▶ **WHAT THE EXERCISE ASKS**
Write every record out again exactly as given.

Recorded data:
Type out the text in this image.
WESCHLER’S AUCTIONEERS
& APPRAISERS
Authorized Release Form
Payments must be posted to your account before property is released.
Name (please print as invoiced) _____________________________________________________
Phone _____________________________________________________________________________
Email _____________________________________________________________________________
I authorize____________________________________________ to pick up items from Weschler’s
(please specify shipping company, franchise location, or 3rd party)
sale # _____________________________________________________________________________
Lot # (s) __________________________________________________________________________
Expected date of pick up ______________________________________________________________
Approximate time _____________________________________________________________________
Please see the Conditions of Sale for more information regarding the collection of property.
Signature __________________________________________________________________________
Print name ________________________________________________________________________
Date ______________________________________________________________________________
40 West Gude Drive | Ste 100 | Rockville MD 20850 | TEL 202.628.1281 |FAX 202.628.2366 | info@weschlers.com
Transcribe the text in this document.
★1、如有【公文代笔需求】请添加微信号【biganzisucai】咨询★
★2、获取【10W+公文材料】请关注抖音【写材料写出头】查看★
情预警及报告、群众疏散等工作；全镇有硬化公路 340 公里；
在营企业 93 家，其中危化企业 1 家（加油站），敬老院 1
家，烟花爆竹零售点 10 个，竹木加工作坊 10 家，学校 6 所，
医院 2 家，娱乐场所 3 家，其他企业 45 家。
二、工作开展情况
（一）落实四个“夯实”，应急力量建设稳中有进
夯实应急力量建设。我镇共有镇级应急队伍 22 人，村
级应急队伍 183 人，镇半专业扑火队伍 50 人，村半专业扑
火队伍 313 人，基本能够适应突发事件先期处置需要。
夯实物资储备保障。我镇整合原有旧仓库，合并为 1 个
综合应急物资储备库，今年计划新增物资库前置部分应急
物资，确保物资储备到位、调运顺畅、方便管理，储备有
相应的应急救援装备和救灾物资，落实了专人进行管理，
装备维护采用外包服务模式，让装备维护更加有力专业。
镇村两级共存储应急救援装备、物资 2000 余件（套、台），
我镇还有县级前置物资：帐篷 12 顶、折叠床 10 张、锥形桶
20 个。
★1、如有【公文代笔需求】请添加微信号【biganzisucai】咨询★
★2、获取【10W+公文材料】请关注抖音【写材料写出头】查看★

▶ **FULL RESPONSE**
Type out the text in this image.
WESCHLER’S AUCTIONEERS
& APPRAISERS
Authorized Release Form
Payments must be posted to your account before property is released.
Name (please print as invoiced) _____________________________________________________
Phone _____________________________________________________________________________
Email _____________________________________________________________________________
I authorize____________________________________________ to pick up items from Weschler’s
(please specify shipping company, franchise location, or 3rd party)
sale # _____________________________________________________________________________
Lot # (s) __________________________________________________________________________
Expected date of pick up ______________________________________________________________
Approximate time _____________________________________________________________________
Please see the Conditions of Sale for more information regarding the collection of property.
Signature __________________________________________________________________________
Print name ________________________________________________________________________
Date ______________________________________________________________________________
40 West Gude Drive | Ste 100 | Rockville MD 20850 | TEL 202.628.1281 |FAX 202.628.2366 | info@weschlers.com
Transcribe the text in this document.
★1、如有【公文代笔需求】请添加微信号【biganzisucai】咨询★
★2、获取【10W+公文材料】请关注抖音【写材料写出头】查看★
情预警及报告、群众疏散等工作；全镇有硬化公路 340 公里；
在营企业 93 家，其中危化企业 1 家（加油站），敬老院 1
家，烟花爆竹零售点 10 个，竹木加工作坊 10 家，学校 6 所，
医院 2 家，娱乐场所 3 家，其他企业 45 家。
二、工作开展情况
（一）落实四个“夯实”，应急力量建设稳中有进
夯实应急力量建设。我镇共有镇级应急队伍 22 人，村
级应急队伍 183 人，镇半专业扑火队伍 50 人，村半专业扑
火队伍 313 人，基本能够适应突发事件先期处置需要。
夯实物资储备保障。我镇整合原有旧仓库，合并为 1 个
综合应急物资储备库，今年计划新增物资库前置部分应急
物资，确保物资储备到位、调运顺畅、方便管理，储备有
相应的应急救援装备和救灾物资，落实了专人进行管理，
装备维护采用外包服务模式，让装备维护更加有力专业。
镇村两级共存储应急救援装备、物资 2000 余件（套、台），
我镇还有县级前置物资：帐篷 12 顶、折叠床 10 张、锥形桶
20 个。
★1、如有【公文代笔需求】请添加微信号【biganzisucai】咨询★
★2、获取【10W+公文材料】请关注抖音【写材料写出头】查看★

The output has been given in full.